## [STATED TASK]
Read the listing below and copy out every line that holds "screenshot".

___ ITEMS ___

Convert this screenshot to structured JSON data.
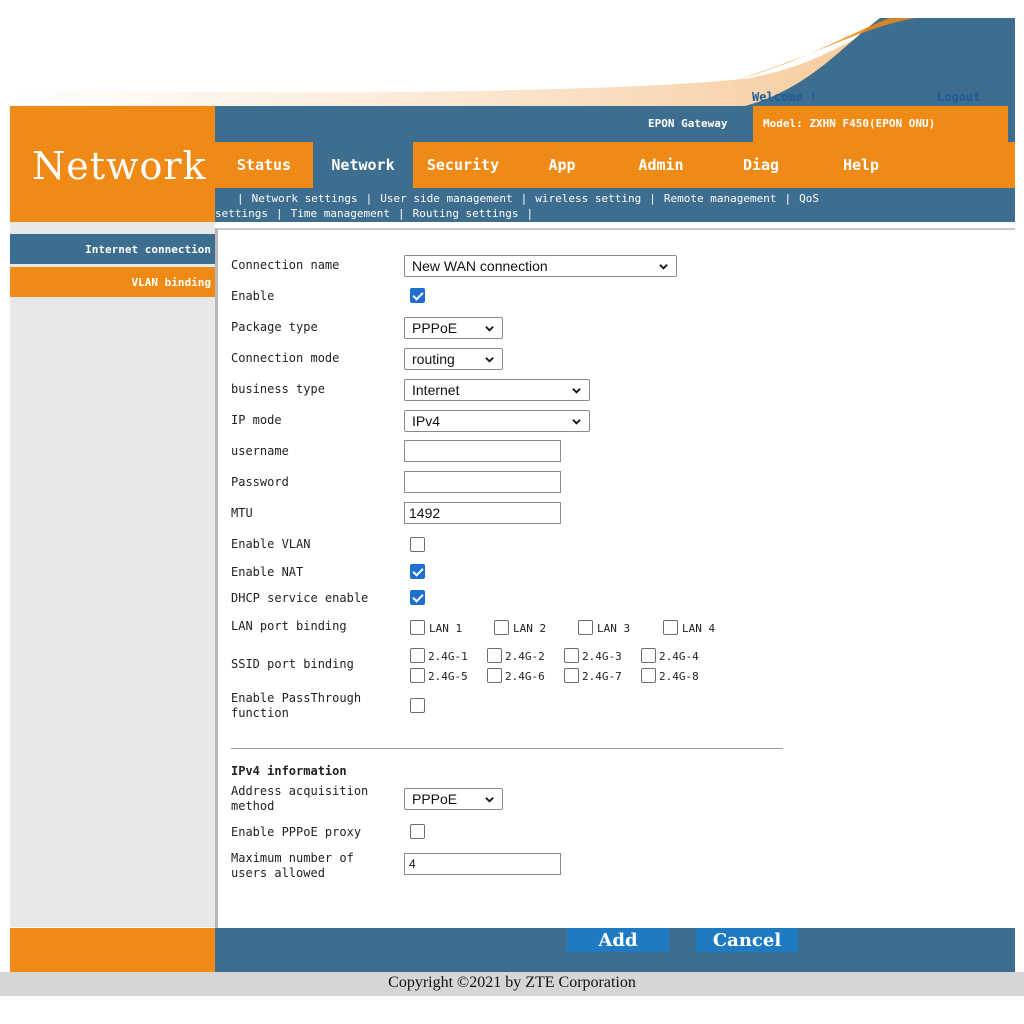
{
  "header": {
    "welcome": "Welcome !",
    "logout": "Logout",
    "gateway": "EPON Gateway",
    "model": "Model: ZXHN F450(EPON ONU)",
    "section_title": "Network"
  },
  "nav": {
    "tabs": [
      {
        "label": "Status",
        "active": false
      },
      {
        "label": "Network",
        "active": true
      },
      {
        "label": "Security",
        "active": false
      },
      {
        "label": "App",
        "active": false
      },
      {
        "label": "Admin",
        "active": false
      },
      {
        "label": "Diag",
        "active": false
      },
      {
        "label": "Help",
        "active": false
      }
    ],
    "sub": {
      "network_settings": "Network settings",
      "user_side": "User side management",
      "wireless": "wireless setting",
      "remote": "Remote management",
      "qos_a": "QoS",
      "qos_b": "settings",
      "time": "Time management",
      "routing": "Routing settings"
    }
  },
  "sidebar": {
    "items": [
      "Internet connection",
      "VLAN binding"
    ]
  },
  "form": {
    "connection_name": {
      "label": "Connection name",
      "value": "New WAN connection"
    },
    "enable": {
      "label": "Enable",
      "checked": true
    },
    "package_type": {
      "label": "Package type",
      "value": "PPPoE"
    },
    "connection_mode": {
      "label": "Connection mode",
      "value": "routing"
    },
    "business_type": {
      "label": "business type",
      "value": "Internet"
    },
    "ip_mode": {
      "label": "IP mode",
      "value": "IPv4"
    },
    "username": {
      "label": "username",
      "value": ""
    },
    "password": {
      "label": "Password",
      "value": ""
    },
    "mtu": {
      "label": "MTU",
      "value": "1492"
    },
    "enable_vlan": {
      "label": "Enable VLAN",
      "checked": false
    },
    "enable_nat": {
      "label": "Enable NAT",
      "checked": true
    },
    "dhcp": {
      "label": "DHCP service enable",
      "checked": true
    },
    "lan_binding": {
      "label": "LAN port binding",
      "ports": [
        "LAN 1",
        "LAN 2",
        "LAN 3",
        "LAN 4"
      ]
    },
    "ssid_binding": {
      "label": "SSID port binding",
      "ports": [
        "2.4G-1",
        "2.4G-2",
        "2.4G-3",
        "2.4G-4",
        "2.4G-5",
        "2.4G-6",
        "2.4G-7",
        "2.4G-8"
      ]
    },
    "passthrough": {
      "label_1": "Enable PassThrough",
      "label_2": "function",
      "checked": false
    }
  },
  "ipv4": {
    "title": "IPv4 information",
    "address_method": {
      "label_1": "Address acquisition",
      "label_2": "method",
      "value": "PPPoE"
    },
    "pppoe_proxy": {
      "label": "Enable PPPoE proxy",
      "checked": false
    },
    "max_users": {
      "label_1": "Maximum number of",
      "label_2": "users allowed",
      "value": "4"
    }
  },
  "buttons": {
    "add": "Add",
    "cancel": "Cancel"
  },
  "footer": {
    "copyright": "Copyright ©2021 by ZTE Corporation"
  },
  "colors": {
    "orange": "#f08a16",
    "blue": "#3d6d8f",
    "checkbox": "#1e6fd0",
    "button": "#1f7ac4"
  }
}
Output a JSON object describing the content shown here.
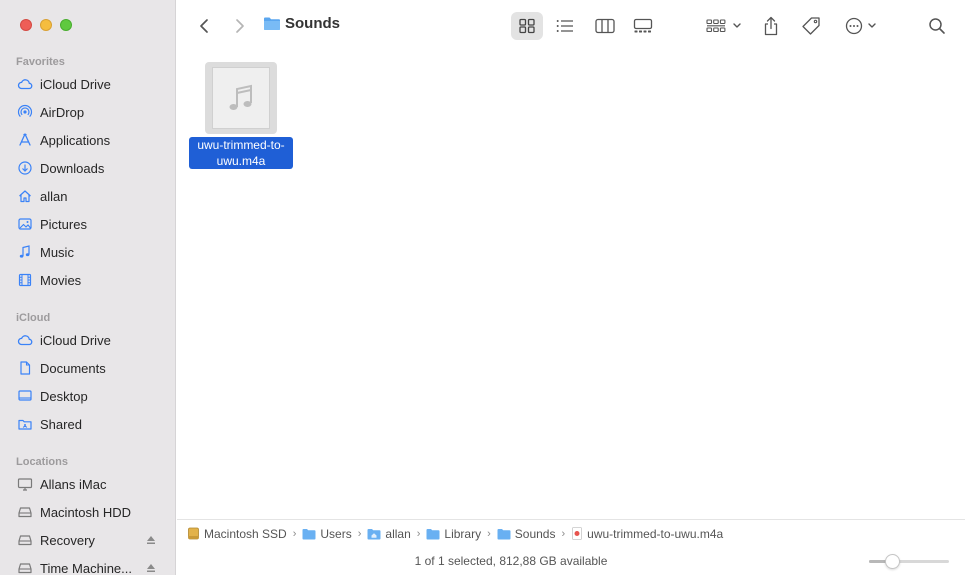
{
  "window": {
    "title": "Sounds"
  },
  "sidebar": {
    "favorites": {
      "heading": "Favorites",
      "items": [
        {
          "label": "iCloud Drive",
          "icon": "cloud-icon"
        },
        {
          "label": "AirDrop",
          "icon": "airdrop-icon"
        },
        {
          "label": "Applications",
          "icon": "applications-icon"
        },
        {
          "label": "Downloads",
          "icon": "downloads-icon"
        },
        {
          "label": "allan",
          "icon": "home-icon"
        },
        {
          "label": "Pictures",
          "icon": "pictures-icon"
        },
        {
          "label": "Music",
          "icon": "music-icon"
        },
        {
          "label": "Movies",
          "icon": "movies-icon"
        }
      ]
    },
    "icloud": {
      "heading": "iCloud",
      "items": [
        {
          "label": "iCloud Drive",
          "icon": "cloud-icon"
        },
        {
          "label": "Documents",
          "icon": "document-icon"
        },
        {
          "label": "Desktop",
          "icon": "desktop-icon"
        },
        {
          "label": "Shared",
          "icon": "shared-folder-icon"
        }
      ]
    },
    "locations": {
      "heading": "Locations",
      "items": [
        {
          "label": "Allans iMac",
          "icon": "computer-icon"
        },
        {
          "label": "Macintosh HDD",
          "icon": "disk-icon"
        },
        {
          "label": "Recovery",
          "icon": "disk-icon",
          "ejectable": true
        },
        {
          "label": "Time Machine...",
          "icon": "disk-icon",
          "ejectable": true
        }
      ]
    }
  },
  "toolbar": {
    "title": "Sounds",
    "active_view": "icon"
  },
  "files": [
    {
      "name": "uwu-trimmed-to-uwu.m4a",
      "name_line1": "uwu-trimmed-to-",
      "name_line2": "uwu.m4a",
      "selected": true,
      "icon": "audio-file-icon"
    }
  ],
  "pathbar": {
    "crumbs": [
      {
        "label": "Macintosh SSD",
        "icon": "disk-icon"
      },
      {
        "label": "Users",
        "icon": "folder-icon"
      },
      {
        "label": "allan",
        "icon": "home-folder-icon"
      },
      {
        "label": "Library",
        "icon": "folder-icon"
      },
      {
        "label": "Sounds",
        "icon": "folder-icon"
      },
      {
        "label": "uwu-trimmed-to-uwu.m4a",
        "icon": "audio-file-icon"
      }
    ]
  },
  "status": {
    "text": "1 of 1 selected, 812,88 GB available",
    "icon_size_fraction": 0.25
  },
  "colors": {
    "accent": "#1f5fd6",
    "sidebar_bg": "#e8e6e8",
    "icon_blue": "#3a82f7"
  }
}
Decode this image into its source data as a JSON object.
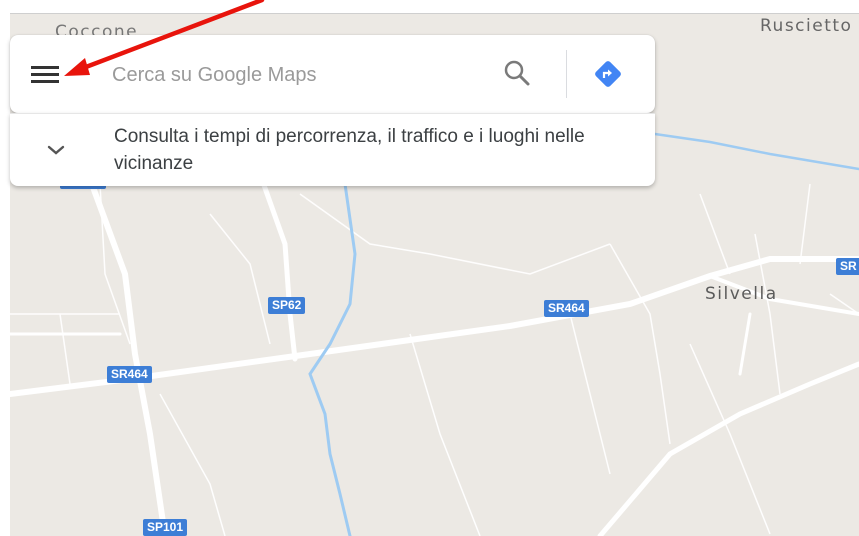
{
  "map": {
    "place_labels": {
      "top_left": "Coccone",
      "top_right": "Ruscietto",
      "silvella": "Silvella"
    },
    "road_shields": {
      "sp62": "SP62",
      "sr464_center": "SR464",
      "sr464_left": "SR464",
      "sp101": "SP101",
      "sr_right": "SR"
    },
    "colors": {
      "land": "#ece9e4",
      "road": "#ffffff",
      "water": "#9ecbf2",
      "shield": "#3d7ed6"
    }
  },
  "searchbox": {
    "menu_icon": "hamburger-menu-icon",
    "placeholder": "Cerca su Google Maps",
    "value": "",
    "search_icon": "search-icon",
    "directions_icon": "directions-icon",
    "directions_color": "#4285f4"
  },
  "info_panel": {
    "chevron_icon": "chevron-down-icon",
    "text": "Consulta i tempi di percorrenza, il traffico e i luoghi nelle vicinanze"
  },
  "annotation": {
    "arrow_color": "#e8140c"
  }
}
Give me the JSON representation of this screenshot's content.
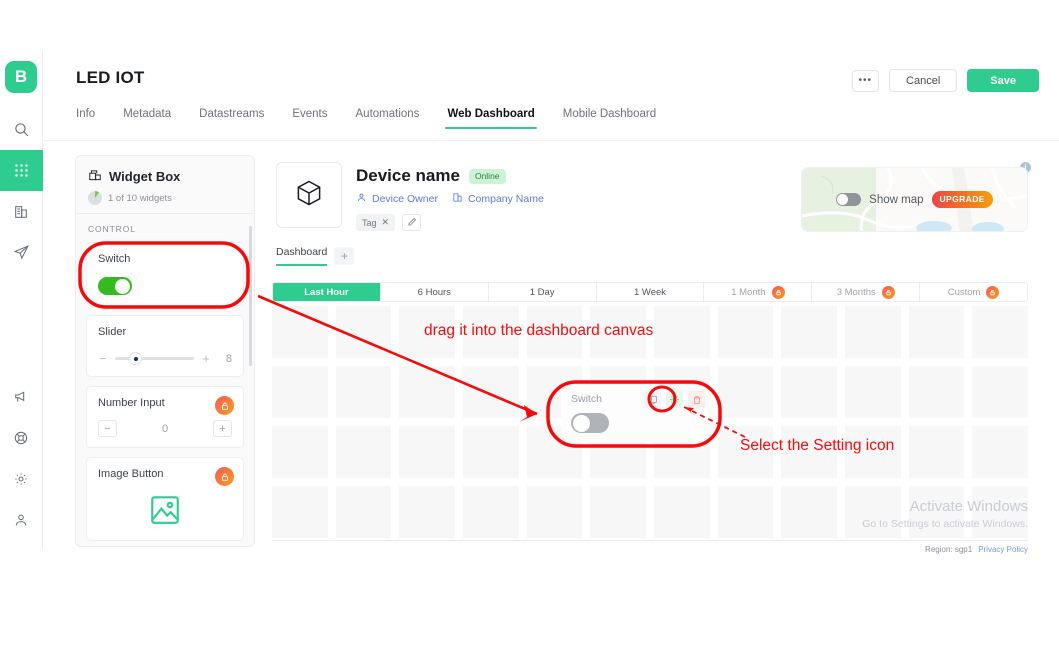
{
  "brand": {
    "logo_letter": "B",
    "accent": "#2ecc8f"
  },
  "rail": {
    "items": [
      {
        "name": "search-icon",
        "label": "Search",
        "active": false
      },
      {
        "name": "grid-apps-icon",
        "label": "Devices",
        "active": true
      },
      {
        "name": "building-icon",
        "label": "Organizations",
        "active": false
      },
      {
        "name": "paper-plane-icon",
        "label": "Messages",
        "active": false
      },
      {
        "name": "megaphone-icon",
        "label": "Announcements",
        "active": false
      },
      {
        "name": "lifebuoy-icon",
        "label": "Support",
        "active": false
      },
      {
        "name": "gear-icon",
        "label": "Settings",
        "active": false
      },
      {
        "name": "user-icon",
        "label": "Account",
        "active": false
      }
    ]
  },
  "header": {
    "title": "LED IOT",
    "more_label": "•••",
    "cancel_label": "Cancel",
    "save_label": "Save",
    "info_label": "i",
    "tabs": [
      {
        "label": "Info",
        "active": false
      },
      {
        "label": "Metadata",
        "active": false
      },
      {
        "label": "Datastreams",
        "active": false
      },
      {
        "label": "Events",
        "active": false
      },
      {
        "label": "Automations",
        "active": false
      },
      {
        "label": "Web Dashboard",
        "active": true
      },
      {
        "label": "Mobile Dashboard",
        "active": false
      }
    ]
  },
  "widget_box": {
    "title": "Widget Box",
    "subtitle": "1 of 10 widgets",
    "category": "CONTROL",
    "widgets": [
      {
        "title": "Switch",
        "type": "switch",
        "toggle_state": "on",
        "locked": false
      },
      {
        "title": "Slider",
        "type": "slider",
        "value": "8",
        "minus": "−",
        "plus": "+",
        "locked": false
      },
      {
        "title": "Number Input",
        "type": "number",
        "value": "0",
        "minus": "−",
        "plus": "+",
        "locked": true
      },
      {
        "title": "Image Button",
        "type": "image",
        "locked": true
      }
    ]
  },
  "device": {
    "name": "Device name",
    "status_badge": "Online",
    "owner_label": "Device Owner",
    "company_label": "Company Name",
    "tag_label": "Tag",
    "tag_remove": "✕",
    "thumb_icon": "cube-icon"
  },
  "map": {
    "toggle_state": "off",
    "label": "Show map",
    "upgrade_label": "UPGRADE"
  },
  "dashboard": {
    "tab_label": "Dashboard",
    "add_label": "+",
    "ranges": [
      {
        "label": "Last Hour",
        "active": true,
        "locked": false
      },
      {
        "label": "6 Hours",
        "active": false,
        "locked": false
      },
      {
        "label": "1 Day",
        "active": false,
        "locked": false
      },
      {
        "label": "1 Week",
        "active": false,
        "locked": false
      },
      {
        "label": "1 Month",
        "active": false,
        "locked": true
      },
      {
        "label": "3 Months",
        "active": false,
        "locked": true
      },
      {
        "label": "Custom",
        "active": false,
        "locked": true
      }
    ],
    "grid_columns": 12,
    "grid_rows": 4
  },
  "dropped_widget": {
    "title": "Switch",
    "toggle_state": "off",
    "actions": [
      {
        "name": "copy-icon",
        "label": "Duplicate"
      },
      {
        "name": "gear-icon",
        "label": "Settings"
      },
      {
        "name": "trash-icon",
        "label": "Delete"
      }
    ]
  },
  "annotations": {
    "color": "#f40c0c",
    "drag_text": "drag it into the dashboard canvas",
    "select_text": "Select the Setting icon"
  },
  "watermark": {
    "line1": "Activate Windows",
    "line2": "Go to Settings to activate Windows."
  },
  "footer": {
    "region": "Region: sgp1",
    "privacy": "Privacy Policy"
  }
}
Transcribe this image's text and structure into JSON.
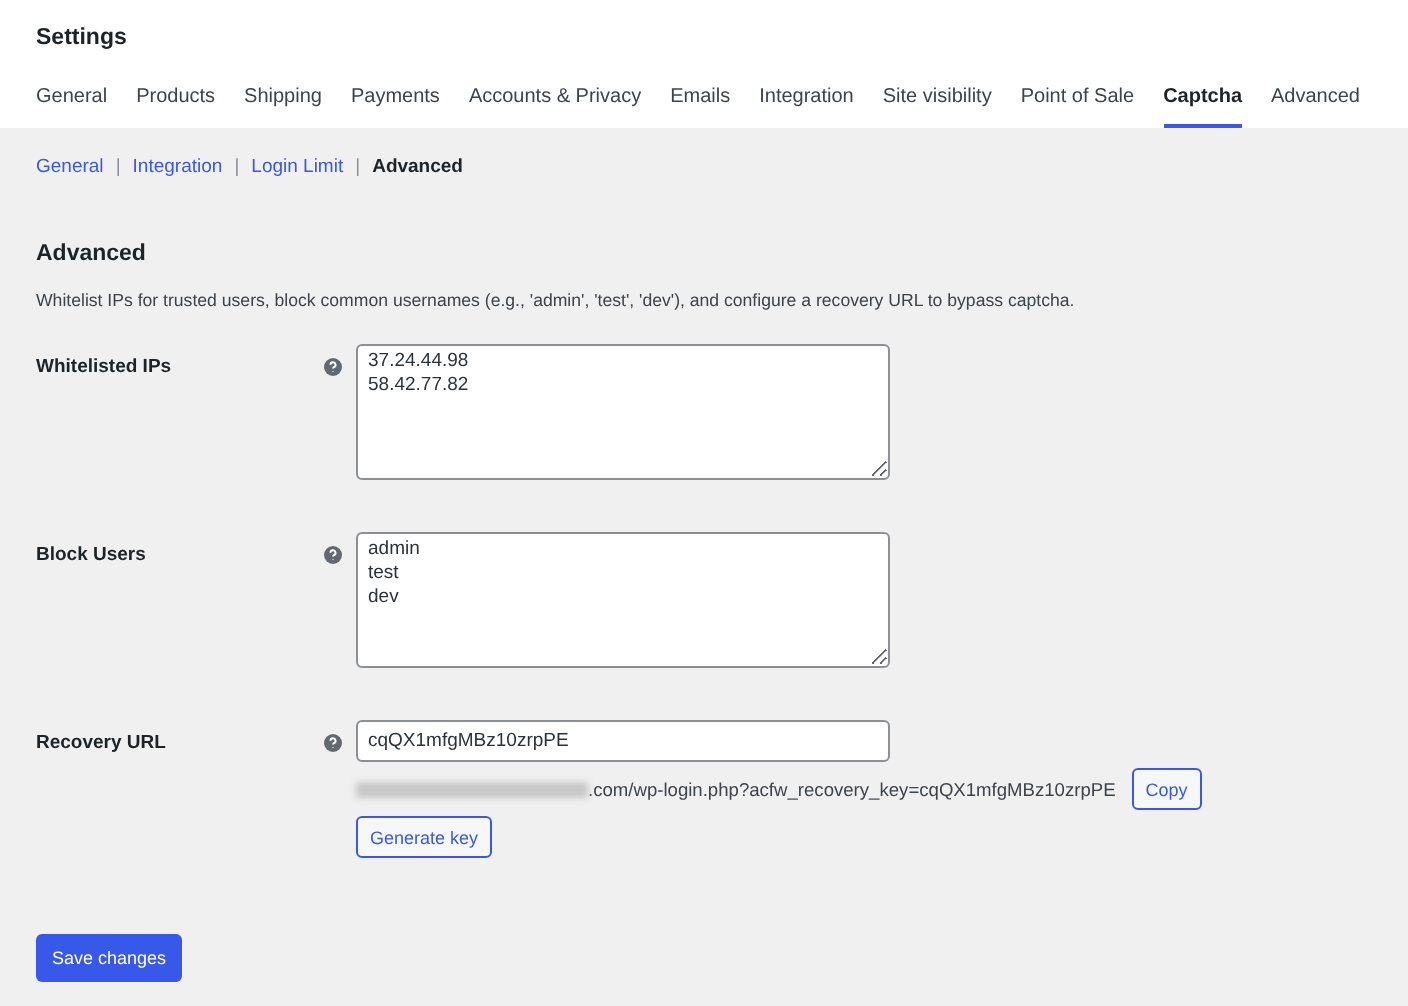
{
  "page_title": "Settings",
  "tabs": [
    {
      "label": "General",
      "selected": false
    },
    {
      "label": "Products",
      "selected": false
    },
    {
      "label": "Shipping",
      "selected": false
    },
    {
      "label": "Payments",
      "selected": false
    },
    {
      "label": "Accounts & Privacy",
      "selected": false
    },
    {
      "label": "Emails",
      "selected": false
    },
    {
      "label": "Integration",
      "selected": false
    },
    {
      "label": "Site visibility",
      "selected": false
    },
    {
      "label": "Point of Sale",
      "selected": false
    },
    {
      "label": "Captcha",
      "selected": true
    },
    {
      "label": "Advanced",
      "selected": false
    }
  ],
  "subnav_separator": "|",
  "subnav": [
    {
      "label": "General",
      "selected": false
    },
    {
      "label": "Integration",
      "selected": false
    },
    {
      "label": "Login Limit",
      "selected": false
    },
    {
      "label": "Advanced",
      "selected": true
    }
  ],
  "section": {
    "heading": "Advanced",
    "description": "Whitelist IPs for trusted users, block common usernames (e.g., 'admin', 'test', 'dev'), and configure a recovery URL to bypass captcha."
  },
  "fields": [
    {
      "kind": "textarea",
      "label": "Whitelisted IPs",
      "value": "37.24.44.98\n58.42.77.82"
    },
    {
      "kind": "textarea",
      "label": "Block Users",
      "value": "admin\ntest\ndev"
    },
    {
      "kind": "recovery",
      "label": "Recovery URL",
      "value": "cqQX1mfgMBz10zrpPE",
      "url_visible": ".com/wp-login.php?acfw_recovery_key=cqQX1mfgMBz10zrpPE",
      "copy_button": "Copy",
      "generate_button": "Generate key"
    }
  ],
  "save_button": "Save changes"
}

___

## [WORKED SOLUTION]
Convert this screenshot to structured JSON data.
Give me the JSON representation of this screenshot's content.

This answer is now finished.